Problem statement
Write the material out again in full, exactly.

[Data excerpts]
## Start
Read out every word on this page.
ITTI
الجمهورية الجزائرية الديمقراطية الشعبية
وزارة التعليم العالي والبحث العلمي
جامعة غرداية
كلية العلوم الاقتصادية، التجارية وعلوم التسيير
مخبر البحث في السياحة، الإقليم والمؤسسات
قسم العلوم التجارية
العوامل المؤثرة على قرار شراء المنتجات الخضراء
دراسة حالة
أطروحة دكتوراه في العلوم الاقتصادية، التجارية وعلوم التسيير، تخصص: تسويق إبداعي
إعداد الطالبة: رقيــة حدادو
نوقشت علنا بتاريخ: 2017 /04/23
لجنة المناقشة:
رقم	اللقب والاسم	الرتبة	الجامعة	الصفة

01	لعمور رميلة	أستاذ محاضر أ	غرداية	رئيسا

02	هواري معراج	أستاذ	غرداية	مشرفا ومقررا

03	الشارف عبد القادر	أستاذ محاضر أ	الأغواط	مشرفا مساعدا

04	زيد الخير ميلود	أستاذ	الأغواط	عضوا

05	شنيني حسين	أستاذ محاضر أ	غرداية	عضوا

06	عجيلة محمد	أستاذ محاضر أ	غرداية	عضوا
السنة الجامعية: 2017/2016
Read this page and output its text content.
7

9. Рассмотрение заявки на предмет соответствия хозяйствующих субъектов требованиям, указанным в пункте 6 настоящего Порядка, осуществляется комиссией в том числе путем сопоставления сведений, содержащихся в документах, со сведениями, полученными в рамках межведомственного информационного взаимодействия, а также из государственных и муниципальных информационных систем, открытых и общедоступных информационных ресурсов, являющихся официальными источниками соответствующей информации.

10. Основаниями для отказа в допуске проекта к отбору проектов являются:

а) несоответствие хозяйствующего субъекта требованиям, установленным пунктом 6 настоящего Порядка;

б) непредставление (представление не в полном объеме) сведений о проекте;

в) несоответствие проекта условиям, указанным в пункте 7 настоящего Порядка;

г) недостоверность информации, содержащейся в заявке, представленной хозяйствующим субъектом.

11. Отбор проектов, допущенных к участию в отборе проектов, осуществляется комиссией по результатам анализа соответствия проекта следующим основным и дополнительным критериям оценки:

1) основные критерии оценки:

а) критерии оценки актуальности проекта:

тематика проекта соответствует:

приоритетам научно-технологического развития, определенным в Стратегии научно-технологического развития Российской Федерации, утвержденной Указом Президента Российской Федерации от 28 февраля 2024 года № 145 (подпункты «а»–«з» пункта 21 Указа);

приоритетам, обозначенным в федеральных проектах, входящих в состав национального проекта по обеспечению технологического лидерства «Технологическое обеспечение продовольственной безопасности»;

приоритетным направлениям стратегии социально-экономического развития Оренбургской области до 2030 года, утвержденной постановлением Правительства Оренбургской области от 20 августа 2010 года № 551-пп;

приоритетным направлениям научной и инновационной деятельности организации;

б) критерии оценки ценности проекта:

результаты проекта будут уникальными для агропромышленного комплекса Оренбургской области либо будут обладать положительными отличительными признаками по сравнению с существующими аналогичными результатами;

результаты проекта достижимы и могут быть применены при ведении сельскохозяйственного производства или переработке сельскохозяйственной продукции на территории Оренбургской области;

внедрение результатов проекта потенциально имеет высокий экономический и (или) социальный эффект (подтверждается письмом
## End
Completed exercise
Read out every word on this page.
ITTI
الجمهورية الجزائرية الديمقراطية الشعبية
وزارة التعليم العالي والبحث العلمي
جامعة غرداية
كلية العلوم الاقتصادية، التجارية وعلوم التسيير
مخبر البحث في السياحة، الإقليم والمؤسسات
قسم العلوم التجارية
العوامل المؤثرة على قرار شراء المنتجات الخضراء
دراسة حالة
أطروحة دكتوراه في العلوم الاقتصادية، التجارية وعلوم التسيير، تخصص: تسويق إبداعي
إعداد الطالبة: رقيــة حدادو
نوقشت علنا بتاريخ: 2017 /04/23
لجنة المناقشة:
رقم	اللقب والاسم	الرتبة	الجامعة	الصفة

01	لعمور رميلة	أستاذ محاضر أ	غرداية	رئيسا

02	هواري معراج	أستاذ	غرداية	مشرفا ومقررا

03	الشارف عبد القادر	أستاذ محاضر أ	الأغواط	مشرفا مساعدا

04	زيد الخير ميلود	أستاذ	الأغواط	عضوا

05	شنيني حسين	أستاذ محاضر أ	غرداية	عضوا

06	عجيلة محمد	أستاذ محاضر أ	غرداية	عضوا
السنة الجامعية: 2017/2016
Read this page and output its text content.
7

9. Рассмотрение заявки на предмет соответствия хозяйствующих субъектов требованиям, указанным в пункте 6 настоящего Порядка, осуществляется комиссией в том числе путем сопоставления сведений, содержащихся в документах, со сведениями, полученными в рамках межведомственного информационного взаимодействия, а также из государственных и муниципальных информационных систем, открытых и общедоступных информационных ресурсов, являющихся официальными источниками соответствующей информации.

10. Основаниями для отказа в допуске проекта к отбору проектов являются:

а) несоответствие хозяйствующего субъекта требованиям, установленным пунктом 6 настоящего Порядка;

б) непредставление (представление не в полном объеме) сведений о проекте;

в) несоответствие проекта условиям, указанным в пункте 7 настоящего Порядка;

г) недостоверность информации, содержащейся в заявке, представленной хозяйствующим субъектом.

11. Отбор проектов, допущенных к участию в отборе проектов, осуществляется комиссией по результатам анализа соответствия проекта следующим основным и дополнительным критериям оценки:

1) основные критерии оценки:

а) критерии оценки актуальности проекта:

тематика проекта соответствует:

приоритетам научно-технологического развития, определенным в Стратегии научно-технологического развития Российской Федерации, утвержденной Указом Президента Российской Федерации от 28 февраля 2024 года № 145 (подпункты «а»–«з» пункта 21 Указа);

приоритетам, обозначенным в федеральных проектах, входящих в состав национального проекта по обеспечению технологического лидерства «Технологическое обеспечение продовольственной безопасности»;

приоритетным направлениям стратегии социально-экономического развития Оренбургской области до 2030 года, утвержденной постановлением Правительства Оренбургской области от 20 августа 2010 года № 551-пп;

приоритетным направлениям научной и инновационной деятельности организации;

б) критерии оценки ценности проекта:

результаты проекта будут уникальными для агропромышленного комплекса Оренбургской области либо будут обладать положительными отличительными признаками по сравнению с существующими аналогичными результатами;

результаты проекта достижимы и могут быть применены при ведении сельскохозяйственного производства или переработке сельскохозяйственной продукции на территории Оренбургской области;

внедрение результатов проекта потенциально имеет высокий экономический и (или) социальный эффект (подтверждается письмом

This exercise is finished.